Problem requirements
Below are records to transcribe exactly, without their pictures.

Provided records
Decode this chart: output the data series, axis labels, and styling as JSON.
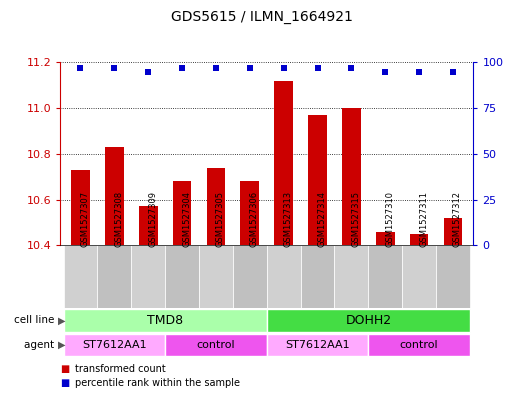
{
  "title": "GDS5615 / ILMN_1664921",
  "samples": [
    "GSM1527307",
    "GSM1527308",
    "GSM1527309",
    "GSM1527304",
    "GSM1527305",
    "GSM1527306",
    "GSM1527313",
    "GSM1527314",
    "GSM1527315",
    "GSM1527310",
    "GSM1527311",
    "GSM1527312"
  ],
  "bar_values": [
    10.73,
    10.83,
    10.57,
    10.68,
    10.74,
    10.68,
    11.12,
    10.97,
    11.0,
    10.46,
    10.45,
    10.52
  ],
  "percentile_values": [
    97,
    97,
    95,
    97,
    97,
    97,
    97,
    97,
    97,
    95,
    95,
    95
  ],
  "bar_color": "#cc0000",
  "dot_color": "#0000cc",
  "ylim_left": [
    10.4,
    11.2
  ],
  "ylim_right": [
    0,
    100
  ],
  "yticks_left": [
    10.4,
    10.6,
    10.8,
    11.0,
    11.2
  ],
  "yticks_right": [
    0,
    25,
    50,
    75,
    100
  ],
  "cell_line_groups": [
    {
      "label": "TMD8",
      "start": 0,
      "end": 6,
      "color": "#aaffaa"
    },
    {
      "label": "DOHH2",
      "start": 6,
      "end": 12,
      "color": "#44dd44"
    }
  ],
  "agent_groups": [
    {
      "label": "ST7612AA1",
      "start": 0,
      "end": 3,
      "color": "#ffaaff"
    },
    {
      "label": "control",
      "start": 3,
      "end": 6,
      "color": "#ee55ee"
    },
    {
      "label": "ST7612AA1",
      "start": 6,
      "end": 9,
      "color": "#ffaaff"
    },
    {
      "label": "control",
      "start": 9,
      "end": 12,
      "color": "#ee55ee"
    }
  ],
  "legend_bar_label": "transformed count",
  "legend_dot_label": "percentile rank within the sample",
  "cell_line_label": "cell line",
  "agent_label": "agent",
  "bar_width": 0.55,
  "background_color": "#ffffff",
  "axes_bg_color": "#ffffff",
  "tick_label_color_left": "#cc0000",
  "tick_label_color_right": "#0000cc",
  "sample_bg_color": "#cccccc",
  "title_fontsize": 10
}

Correct response
Decode this chart: output the data series, axis labels, and styling as JSON.
{
  "title": "GDS5615 / ILMN_1664921",
  "samples": [
    "GSM1527307",
    "GSM1527308",
    "GSM1527309",
    "GSM1527304",
    "GSM1527305",
    "GSM1527306",
    "GSM1527313",
    "GSM1527314",
    "GSM1527315",
    "GSM1527310",
    "GSM1527311",
    "GSM1527312"
  ],
  "bar_values": [
    10.73,
    10.83,
    10.57,
    10.68,
    10.74,
    10.68,
    11.12,
    10.97,
    11.0,
    10.46,
    10.45,
    10.52
  ],
  "percentile_values": [
    97,
    97,
    95,
    97,
    97,
    97,
    97,
    97,
    97,
    95,
    95,
    95
  ],
  "bar_color": "#cc0000",
  "dot_color": "#0000cc",
  "ylim_left": [
    10.4,
    11.2
  ],
  "ylim_right": [
    0,
    100
  ],
  "yticks_left": [
    10.4,
    10.6,
    10.8,
    11.0,
    11.2
  ],
  "yticks_right": [
    0,
    25,
    50,
    75,
    100
  ],
  "cell_line_groups": [
    {
      "label": "TMD8",
      "start": 0,
      "end": 6,
      "color": "#aaffaa"
    },
    {
      "label": "DOHH2",
      "start": 6,
      "end": 12,
      "color": "#44dd44"
    }
  ],
  "agent_groups": [
    {
      "label": "ST7612AA1",
      "start": 0,
      "end": 3,
      "color": "#ffaaff"
    },
    {
      "label": "control",
      "start": 3,
      "end": 6,
      "color": "#ee55ee"
    },
    {
      "label": "ST7612AA1",
      "start": 6,
      "end": 9,
      "color": "#ffaaff"
    },
    {
      "label": "control",
      "start": 9,
      "end": 12,
      "color": "#ee55ee"
    }
  ],
  "legend_bar_label": "transformed count",
  "legend_dot_label": "percentile rank within the sample",
  "cell_line_label": "cell line",
  "agent_label": "agent",
  "bar_width": 0.55,
  "background_color": "#ffffff",
  "axes_bg_color": "#ffffff",
  "tick_label_color_left": "#cc0000",
  "tick_label_color_right": "#0000cc",
  "sample_bg_color": "#cccccc",
  "title_fontsize": 10
}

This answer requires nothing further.